Scan the data. Collect each line that contains the word "cruiser".
==== DATA IN THIS EXERCISE
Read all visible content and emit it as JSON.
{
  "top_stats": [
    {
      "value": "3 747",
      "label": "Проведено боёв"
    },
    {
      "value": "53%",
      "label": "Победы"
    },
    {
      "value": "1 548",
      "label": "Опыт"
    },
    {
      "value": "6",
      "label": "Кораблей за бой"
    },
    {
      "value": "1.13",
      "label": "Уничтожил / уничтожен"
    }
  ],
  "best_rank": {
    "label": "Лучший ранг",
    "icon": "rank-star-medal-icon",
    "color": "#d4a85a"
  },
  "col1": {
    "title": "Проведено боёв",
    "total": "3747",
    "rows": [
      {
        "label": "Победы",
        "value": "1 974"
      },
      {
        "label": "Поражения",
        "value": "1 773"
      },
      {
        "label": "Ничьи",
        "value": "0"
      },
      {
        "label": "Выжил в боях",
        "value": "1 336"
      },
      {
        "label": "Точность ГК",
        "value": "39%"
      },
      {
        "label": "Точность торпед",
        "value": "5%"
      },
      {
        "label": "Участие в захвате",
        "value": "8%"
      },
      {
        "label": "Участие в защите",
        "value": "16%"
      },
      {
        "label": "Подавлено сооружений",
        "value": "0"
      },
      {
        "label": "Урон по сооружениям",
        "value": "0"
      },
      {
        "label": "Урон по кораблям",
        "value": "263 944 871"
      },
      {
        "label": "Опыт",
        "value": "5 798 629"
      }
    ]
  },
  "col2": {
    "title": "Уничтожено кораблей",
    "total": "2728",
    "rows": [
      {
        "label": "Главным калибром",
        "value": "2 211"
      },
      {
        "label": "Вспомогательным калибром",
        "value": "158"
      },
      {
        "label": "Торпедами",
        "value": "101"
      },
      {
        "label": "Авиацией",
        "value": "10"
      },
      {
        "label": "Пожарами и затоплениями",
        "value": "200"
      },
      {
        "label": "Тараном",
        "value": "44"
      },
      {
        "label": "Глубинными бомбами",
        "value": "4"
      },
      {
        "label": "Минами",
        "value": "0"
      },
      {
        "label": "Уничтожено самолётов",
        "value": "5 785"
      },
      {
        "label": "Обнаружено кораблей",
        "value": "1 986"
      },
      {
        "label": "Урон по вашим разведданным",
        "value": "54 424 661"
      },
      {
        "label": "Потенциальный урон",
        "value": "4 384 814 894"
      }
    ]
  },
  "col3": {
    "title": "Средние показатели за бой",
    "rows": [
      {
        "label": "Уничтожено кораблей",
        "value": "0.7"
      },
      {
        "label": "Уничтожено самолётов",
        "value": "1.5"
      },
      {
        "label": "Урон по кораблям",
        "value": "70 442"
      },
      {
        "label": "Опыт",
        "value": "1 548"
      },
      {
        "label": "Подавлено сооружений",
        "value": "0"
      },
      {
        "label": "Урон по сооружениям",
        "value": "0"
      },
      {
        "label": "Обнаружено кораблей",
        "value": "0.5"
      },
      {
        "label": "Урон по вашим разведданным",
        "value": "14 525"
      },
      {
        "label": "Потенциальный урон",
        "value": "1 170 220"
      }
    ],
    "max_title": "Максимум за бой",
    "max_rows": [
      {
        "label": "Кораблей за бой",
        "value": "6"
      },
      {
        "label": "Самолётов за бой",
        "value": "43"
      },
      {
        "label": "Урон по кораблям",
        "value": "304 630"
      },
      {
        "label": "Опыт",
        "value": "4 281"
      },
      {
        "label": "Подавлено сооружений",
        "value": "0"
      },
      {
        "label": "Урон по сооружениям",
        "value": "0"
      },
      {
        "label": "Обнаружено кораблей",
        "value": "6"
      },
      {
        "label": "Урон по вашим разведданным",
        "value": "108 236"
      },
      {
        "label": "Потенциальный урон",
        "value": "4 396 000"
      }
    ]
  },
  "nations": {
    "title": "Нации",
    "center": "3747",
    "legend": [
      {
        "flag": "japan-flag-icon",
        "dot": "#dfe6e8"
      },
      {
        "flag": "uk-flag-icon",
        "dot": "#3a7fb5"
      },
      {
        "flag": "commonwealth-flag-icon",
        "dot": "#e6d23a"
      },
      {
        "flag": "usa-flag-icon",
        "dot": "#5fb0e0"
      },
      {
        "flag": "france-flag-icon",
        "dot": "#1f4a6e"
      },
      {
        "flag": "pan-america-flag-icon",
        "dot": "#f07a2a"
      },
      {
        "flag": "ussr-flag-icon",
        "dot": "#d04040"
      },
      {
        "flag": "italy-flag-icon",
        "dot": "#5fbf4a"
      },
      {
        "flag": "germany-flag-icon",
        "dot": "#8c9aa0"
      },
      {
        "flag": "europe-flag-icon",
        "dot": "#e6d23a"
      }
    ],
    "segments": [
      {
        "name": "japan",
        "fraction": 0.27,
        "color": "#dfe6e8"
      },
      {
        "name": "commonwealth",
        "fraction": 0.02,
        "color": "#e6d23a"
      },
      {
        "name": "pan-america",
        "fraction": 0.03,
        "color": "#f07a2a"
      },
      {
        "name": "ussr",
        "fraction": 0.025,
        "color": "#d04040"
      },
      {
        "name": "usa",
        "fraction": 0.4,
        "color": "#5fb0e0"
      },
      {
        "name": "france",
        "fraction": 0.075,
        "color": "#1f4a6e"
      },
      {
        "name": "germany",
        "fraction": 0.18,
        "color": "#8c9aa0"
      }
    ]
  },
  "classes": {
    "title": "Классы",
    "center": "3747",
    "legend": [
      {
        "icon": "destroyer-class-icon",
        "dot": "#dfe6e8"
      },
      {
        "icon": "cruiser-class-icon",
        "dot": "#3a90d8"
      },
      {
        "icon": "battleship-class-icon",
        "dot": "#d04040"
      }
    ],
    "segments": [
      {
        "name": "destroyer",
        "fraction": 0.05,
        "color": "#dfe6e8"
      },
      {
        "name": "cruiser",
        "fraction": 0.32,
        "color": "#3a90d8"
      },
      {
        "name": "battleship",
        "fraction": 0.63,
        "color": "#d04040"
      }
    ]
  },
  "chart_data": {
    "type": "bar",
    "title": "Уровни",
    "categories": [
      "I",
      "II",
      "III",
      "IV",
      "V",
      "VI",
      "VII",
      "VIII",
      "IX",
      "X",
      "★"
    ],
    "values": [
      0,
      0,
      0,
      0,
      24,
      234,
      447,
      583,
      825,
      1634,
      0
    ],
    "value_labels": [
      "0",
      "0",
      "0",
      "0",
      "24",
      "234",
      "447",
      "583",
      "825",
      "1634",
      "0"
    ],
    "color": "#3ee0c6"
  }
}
========
• REPLY:
        "icon": "cruiser-class-icon",
        "name": "cruiser",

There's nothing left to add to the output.